= Exercise =
Transcribe each record below word for word.

>> Begin

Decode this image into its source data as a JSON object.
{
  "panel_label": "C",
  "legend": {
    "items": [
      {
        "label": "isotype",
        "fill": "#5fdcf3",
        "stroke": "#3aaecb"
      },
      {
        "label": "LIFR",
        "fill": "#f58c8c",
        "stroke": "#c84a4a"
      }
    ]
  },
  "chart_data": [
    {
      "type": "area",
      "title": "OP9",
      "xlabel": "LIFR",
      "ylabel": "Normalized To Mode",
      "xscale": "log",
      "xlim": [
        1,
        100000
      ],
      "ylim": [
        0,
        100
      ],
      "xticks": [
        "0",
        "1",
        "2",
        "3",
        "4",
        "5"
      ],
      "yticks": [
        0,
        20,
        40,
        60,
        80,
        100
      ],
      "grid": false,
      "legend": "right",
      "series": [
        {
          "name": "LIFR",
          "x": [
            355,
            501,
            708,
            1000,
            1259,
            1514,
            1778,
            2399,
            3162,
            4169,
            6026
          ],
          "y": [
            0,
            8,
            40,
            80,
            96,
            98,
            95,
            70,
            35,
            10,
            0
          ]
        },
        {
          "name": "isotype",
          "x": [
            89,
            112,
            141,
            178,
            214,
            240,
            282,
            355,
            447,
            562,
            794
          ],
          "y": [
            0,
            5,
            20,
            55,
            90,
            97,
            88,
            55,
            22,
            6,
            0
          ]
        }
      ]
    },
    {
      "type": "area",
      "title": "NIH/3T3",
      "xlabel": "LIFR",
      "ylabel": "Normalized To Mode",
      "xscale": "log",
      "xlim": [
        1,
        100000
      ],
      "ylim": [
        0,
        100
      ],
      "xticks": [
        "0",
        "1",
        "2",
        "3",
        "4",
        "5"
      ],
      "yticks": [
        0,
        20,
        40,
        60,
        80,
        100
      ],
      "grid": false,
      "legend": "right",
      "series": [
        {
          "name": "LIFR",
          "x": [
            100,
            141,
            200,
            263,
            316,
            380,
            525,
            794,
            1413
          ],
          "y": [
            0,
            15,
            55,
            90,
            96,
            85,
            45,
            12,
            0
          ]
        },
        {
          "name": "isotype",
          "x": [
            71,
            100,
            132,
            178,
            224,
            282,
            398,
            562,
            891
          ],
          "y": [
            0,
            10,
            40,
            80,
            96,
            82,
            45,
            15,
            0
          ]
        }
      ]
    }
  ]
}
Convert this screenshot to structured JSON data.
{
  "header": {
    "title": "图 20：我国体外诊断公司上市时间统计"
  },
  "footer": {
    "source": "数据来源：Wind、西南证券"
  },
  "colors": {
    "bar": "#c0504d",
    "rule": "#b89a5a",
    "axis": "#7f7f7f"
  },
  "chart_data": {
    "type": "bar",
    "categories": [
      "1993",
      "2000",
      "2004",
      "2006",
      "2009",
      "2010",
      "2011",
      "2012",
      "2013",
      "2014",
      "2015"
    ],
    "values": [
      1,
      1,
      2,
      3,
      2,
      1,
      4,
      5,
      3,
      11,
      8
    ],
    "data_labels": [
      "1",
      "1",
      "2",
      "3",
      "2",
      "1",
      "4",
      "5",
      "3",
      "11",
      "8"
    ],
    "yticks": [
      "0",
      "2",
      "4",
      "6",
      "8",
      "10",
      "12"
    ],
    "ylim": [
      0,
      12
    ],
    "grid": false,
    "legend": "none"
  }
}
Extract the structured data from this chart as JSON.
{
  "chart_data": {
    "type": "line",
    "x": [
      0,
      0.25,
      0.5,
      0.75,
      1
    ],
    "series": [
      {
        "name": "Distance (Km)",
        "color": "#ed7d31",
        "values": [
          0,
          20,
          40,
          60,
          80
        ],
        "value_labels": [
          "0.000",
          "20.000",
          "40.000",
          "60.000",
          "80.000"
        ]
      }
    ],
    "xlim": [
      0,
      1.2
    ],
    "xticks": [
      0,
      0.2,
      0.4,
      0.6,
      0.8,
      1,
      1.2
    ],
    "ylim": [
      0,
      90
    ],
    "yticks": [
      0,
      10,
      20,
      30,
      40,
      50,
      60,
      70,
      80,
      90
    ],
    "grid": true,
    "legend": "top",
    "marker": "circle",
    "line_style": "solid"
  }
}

>> End

= Written answer =
Decode this image into its source data as a JSON object.
{
  "panel_label": "C",
  "legend": {
    "items": [
      {
        "label": "isotype",
        "fill": "#5fdcf3",
        "stroke": "#3aaecb"
      },
      {
        "label": "LIFR",
        "fill": "#f58c8c",
        "stroke": "#c84a4a"
      }
    ]
  },
  "chart_data": [
    {
      "type": "area",
      "title": "OP9",
      "xlabel": "LIFR",
      "ylabel": "Normalized To Mode",
      "xscale": "log",
      "xlim": [
        1,
        100000
      ],
      "ylim": [
        0,
        100
      ],
      "xticks": [
        "0",
        "1",
        "2",
        "3",
        "4",
        "5"
      ],
      "yticks": [
        0,
        20,
        40,
        60,
        80,
        100
      ],
      "grid": false,
      "legend": "right",
      "series": [
        {
          "name": "LIFR",
          "x": [
            355,
            501,
            708,
            1000,
            1259,
            1514,
            1778,
            2399,
            3162,
            4169,
            6026
          ],
          "y": [
            0,
            8,
            40,
            80,
            96,
            98,
            95,
            70,
            35,
            10,
            0
          ]
        },
        {
          "name": "isotype",
          "x": [
            89,
            112,
            141,
            178,
            214,
            240,
            282,
            355,
            447,
            562,
            794
          ],
          "y": [
            0,
            5,
            20,
            55,
            90,
            97,
            88,
            55,
            22,
            6,
            0
          ]
        }
      ]
    },
    {
      "type": "area",
      "title": "NIH/3T3",
      "xlabel": "LIFR",
      "ylabel": "Normalized To Mode",
      "xscale": "log",
      "xlim": [
        1,
        100000
      ],
      "ylim": [
        0,
        100
      ],
      "xticks": [
        "0",
        "1",
        "2",
        "3",
        "4",
        "5"
      ],
      "yticks": [
        0,
        20,
        40,
        60,
        80,
        100
      ],
      "grid": false,
      "legend": "right",
      "series": [
        {
          "name": "LIFR",
          "x": [
            100,
            141,
            200,
            263,
            316,
            380,
            525,
            794,
            1413
          ],
          "y": [
            0,
            15,
            55,
            90,
            96,
            85,
            45,
            12,
            0
          ]
        },
        {
          "name": "isotype",
          "x": [
            71,
            100,
            132,
            178,
            224,
            282,
            398,
            562,
            891
          ],
          "y": [
            0,
            10,
            40,
            80,
            96,
            82,
            45,
            15,
            0
          ]
        }
      ]
    }
  ]
}
Convert this screenshot to structured JSON data.
{
  "header": {
    "title": "图 20：我国体外诊断公司上市时间统计"
  },
  "footer": {
    "source": "数据来源：Wind、西南证券"
  },
  "colors": {
    "bar": "#c0504d",
    "rule": "#b89a5a",
    "axis": "#7f7f7f"
  },
  "chart_data": {
    "type": "bar",
    "categories": [
      "1993",
      "2000",
      "2004",
      "2006",
      "2009",
      "2010",
      "2011",
      "2012",
      "2013",
      "2014",
      "2015"
    ],
    "values": [
      1,
      1,
      2,
      3,
      2,
      1,
      4,
      5,
      3,
      11,
      8
    ],
    "data_labels": [
      "1",
      "1",
      "2",
      "3",
      "2",
      "1",
      "4",
      "5",
      "3",
      "11",
      "8"
    ],
    "yticks": [
      "0",
      "2",
      "4",
      "6",
      "8",
      "10",
      "12"
    ],
    "ylim": [
      0,
      12
    ],
    "grid": false,
    "legend": "none"
  }
}
Extract the structured data from this chart as JSON.
{
  "chart_data": {
    "type": "line",
    "x": [
      0,
      0.25,
      0.5,
      0.75,
      1
    ],
    "series": [
      {
        "name": "Distance (Km)",
        "color": "#ed7d31",
        "values": [
          0,
          20,
          40,
          60,
          80
        ],
        "value_labels": [
          "0.000",
          "20.000",
          "40.000",
          "60.000",
          "80.000"
        ]
      }
    ],
    "xlim": [
      0,
      1.2
    ],
    "xticks": [
      0,
      0.2,
      0.4,
      0.6,
      0.8,
      1,
      1.2
    ],
    "ylim": [
      0,
      90
    ],
    "yticks": [
      0,
      10,
      20,
      30,
      40,
      50,
      60,
      70,
      80,
      90
    ],
    "grid": true,
    "legend": "top",
    "marker": "circle",
    "line_style": "solid"
  }
}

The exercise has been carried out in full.